▸ **Data excerpts**
####################

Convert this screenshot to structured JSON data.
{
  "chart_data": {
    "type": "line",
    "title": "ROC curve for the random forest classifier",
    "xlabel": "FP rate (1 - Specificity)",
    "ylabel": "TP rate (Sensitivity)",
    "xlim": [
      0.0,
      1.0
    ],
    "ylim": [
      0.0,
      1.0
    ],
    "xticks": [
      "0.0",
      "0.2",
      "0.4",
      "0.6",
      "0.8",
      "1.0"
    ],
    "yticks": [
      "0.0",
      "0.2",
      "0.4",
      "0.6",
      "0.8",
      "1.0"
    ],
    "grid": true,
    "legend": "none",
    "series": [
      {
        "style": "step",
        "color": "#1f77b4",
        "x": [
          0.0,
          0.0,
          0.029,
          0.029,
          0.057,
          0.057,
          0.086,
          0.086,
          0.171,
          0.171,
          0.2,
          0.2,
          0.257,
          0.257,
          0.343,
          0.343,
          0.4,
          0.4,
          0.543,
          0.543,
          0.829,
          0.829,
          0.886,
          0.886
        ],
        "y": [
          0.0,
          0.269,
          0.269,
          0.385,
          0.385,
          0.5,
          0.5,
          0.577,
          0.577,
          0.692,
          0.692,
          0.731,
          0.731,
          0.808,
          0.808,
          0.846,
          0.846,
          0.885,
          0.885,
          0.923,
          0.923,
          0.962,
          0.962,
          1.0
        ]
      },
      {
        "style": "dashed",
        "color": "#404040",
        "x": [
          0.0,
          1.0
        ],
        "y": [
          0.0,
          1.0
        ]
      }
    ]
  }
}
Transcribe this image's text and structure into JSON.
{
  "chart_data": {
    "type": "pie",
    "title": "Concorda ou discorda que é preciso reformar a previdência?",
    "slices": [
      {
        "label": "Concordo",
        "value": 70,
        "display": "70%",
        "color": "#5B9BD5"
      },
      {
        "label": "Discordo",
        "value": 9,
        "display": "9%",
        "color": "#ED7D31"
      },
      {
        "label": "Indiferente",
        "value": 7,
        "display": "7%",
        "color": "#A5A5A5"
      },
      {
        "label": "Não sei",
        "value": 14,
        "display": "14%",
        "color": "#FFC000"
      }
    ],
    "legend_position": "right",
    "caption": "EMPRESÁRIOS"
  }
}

####################

▸ **What the task asks**
Copy each line that holds the word "color".

▸ **Complete response**
        "color": "#1f77b4",
        "color": "#404040",
        "color": "#5B9BD5"
        "color": "#ED7D31"
        "color": "#A5A5A5"
        "color": "#FFC000"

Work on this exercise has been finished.